• [The task]: From the listing, collect all lines containing the word "مكيث".

• [Source records]:
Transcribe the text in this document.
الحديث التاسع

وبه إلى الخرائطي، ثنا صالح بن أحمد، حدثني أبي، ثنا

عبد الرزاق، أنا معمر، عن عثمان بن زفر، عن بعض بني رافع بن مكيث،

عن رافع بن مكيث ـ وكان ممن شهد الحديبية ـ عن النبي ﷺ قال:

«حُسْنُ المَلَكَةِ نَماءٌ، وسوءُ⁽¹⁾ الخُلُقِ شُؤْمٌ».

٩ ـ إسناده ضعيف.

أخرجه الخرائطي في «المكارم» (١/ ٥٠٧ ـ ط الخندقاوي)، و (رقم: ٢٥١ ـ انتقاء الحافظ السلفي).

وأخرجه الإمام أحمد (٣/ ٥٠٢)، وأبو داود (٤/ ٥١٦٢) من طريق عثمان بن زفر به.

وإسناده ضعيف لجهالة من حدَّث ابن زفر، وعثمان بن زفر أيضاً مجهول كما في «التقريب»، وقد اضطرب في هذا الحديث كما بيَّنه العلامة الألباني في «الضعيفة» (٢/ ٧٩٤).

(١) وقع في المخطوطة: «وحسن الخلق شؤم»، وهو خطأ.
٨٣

• [Exercise solution]:
عبد الرزاق، أنا معمر، عن عثمان بن زفر، عن بعض بني رافع بن مكيث،
عن رافع بن مكيث ـ وكان ممن شهد الحديبية ـ عن النبي ﷺ قال:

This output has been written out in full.